___ Records for this task

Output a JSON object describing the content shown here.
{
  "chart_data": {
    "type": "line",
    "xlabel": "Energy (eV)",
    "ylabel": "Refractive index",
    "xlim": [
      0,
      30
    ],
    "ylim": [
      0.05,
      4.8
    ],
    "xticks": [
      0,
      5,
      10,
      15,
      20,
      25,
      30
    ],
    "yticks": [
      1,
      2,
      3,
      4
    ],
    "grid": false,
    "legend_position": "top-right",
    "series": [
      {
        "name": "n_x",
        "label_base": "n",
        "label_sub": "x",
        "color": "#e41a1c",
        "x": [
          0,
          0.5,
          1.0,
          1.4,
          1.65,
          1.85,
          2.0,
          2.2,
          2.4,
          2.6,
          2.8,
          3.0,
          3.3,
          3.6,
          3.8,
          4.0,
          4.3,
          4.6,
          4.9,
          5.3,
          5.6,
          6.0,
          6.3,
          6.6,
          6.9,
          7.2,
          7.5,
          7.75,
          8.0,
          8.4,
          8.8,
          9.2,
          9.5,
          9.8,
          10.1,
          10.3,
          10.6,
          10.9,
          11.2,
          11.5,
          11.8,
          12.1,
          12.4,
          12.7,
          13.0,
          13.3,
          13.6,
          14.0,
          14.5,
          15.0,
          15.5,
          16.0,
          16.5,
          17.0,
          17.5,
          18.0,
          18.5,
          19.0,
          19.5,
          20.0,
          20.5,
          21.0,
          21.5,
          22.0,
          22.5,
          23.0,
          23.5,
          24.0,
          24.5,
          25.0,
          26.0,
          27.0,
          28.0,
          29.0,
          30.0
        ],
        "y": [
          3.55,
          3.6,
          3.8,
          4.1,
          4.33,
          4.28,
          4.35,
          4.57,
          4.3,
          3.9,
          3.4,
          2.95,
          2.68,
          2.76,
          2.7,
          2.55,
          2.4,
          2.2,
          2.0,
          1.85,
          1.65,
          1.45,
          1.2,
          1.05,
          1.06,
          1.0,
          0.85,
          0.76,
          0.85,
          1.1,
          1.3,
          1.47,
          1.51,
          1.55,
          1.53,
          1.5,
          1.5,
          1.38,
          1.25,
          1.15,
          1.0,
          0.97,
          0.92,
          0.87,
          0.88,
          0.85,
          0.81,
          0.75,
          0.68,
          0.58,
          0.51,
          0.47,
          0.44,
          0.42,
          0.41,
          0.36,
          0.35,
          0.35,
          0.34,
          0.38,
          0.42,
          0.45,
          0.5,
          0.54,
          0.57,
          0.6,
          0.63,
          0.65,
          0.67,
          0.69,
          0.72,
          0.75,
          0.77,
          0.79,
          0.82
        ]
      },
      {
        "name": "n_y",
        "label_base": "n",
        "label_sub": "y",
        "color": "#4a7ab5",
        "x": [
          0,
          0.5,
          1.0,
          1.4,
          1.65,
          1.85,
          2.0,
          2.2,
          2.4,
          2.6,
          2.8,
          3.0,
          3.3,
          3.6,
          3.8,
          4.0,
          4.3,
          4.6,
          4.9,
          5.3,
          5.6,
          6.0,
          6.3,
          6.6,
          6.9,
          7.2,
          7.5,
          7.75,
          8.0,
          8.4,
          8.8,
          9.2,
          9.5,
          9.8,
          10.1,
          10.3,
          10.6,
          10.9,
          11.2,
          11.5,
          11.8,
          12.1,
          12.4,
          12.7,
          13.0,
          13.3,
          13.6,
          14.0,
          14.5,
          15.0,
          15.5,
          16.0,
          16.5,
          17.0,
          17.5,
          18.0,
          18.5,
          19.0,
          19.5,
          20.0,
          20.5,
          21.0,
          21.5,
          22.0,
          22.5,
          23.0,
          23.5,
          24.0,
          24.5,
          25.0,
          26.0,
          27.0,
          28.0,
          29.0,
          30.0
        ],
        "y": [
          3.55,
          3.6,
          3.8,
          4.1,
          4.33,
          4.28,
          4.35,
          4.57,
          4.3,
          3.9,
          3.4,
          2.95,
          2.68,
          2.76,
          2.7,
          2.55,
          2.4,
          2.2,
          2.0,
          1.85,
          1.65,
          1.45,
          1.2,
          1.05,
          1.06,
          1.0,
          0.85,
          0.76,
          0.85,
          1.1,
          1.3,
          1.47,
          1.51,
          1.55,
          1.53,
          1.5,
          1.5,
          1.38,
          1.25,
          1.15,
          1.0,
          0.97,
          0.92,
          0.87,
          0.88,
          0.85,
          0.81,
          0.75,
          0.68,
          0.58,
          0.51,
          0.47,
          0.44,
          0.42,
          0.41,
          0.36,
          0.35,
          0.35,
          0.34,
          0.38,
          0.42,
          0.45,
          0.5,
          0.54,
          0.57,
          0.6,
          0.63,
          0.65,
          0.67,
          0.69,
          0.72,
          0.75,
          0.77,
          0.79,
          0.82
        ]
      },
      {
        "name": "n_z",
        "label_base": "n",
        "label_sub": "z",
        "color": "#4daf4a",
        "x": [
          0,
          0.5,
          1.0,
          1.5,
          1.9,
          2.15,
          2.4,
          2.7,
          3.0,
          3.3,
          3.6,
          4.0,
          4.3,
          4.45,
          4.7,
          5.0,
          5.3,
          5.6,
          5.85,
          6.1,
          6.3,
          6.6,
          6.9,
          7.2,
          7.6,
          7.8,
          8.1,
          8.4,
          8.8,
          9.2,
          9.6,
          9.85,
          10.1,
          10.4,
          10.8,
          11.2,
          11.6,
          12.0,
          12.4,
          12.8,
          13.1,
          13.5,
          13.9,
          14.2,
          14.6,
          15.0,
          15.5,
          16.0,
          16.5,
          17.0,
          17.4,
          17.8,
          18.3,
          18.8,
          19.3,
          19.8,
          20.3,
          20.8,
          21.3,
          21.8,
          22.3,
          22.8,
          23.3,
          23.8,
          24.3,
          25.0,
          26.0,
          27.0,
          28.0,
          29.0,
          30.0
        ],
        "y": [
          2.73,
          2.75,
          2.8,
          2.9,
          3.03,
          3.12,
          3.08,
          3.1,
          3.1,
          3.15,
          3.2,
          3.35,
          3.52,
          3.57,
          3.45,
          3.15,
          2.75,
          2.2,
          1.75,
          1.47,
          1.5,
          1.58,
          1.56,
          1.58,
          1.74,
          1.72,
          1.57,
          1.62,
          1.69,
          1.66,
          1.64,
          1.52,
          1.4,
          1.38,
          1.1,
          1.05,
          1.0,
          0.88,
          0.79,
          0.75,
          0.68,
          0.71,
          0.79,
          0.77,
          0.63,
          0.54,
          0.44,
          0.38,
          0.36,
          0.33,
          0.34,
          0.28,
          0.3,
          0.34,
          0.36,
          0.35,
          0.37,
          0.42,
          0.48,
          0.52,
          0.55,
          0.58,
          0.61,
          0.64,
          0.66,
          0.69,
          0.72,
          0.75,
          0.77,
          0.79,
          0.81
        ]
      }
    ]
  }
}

______

= Exercise prompt =
List every line above that contains the word "color".

= Expected answer =
        "color": "#e41a1c",
        "color": "#4a7ab5",
        "color": "#4daf4a",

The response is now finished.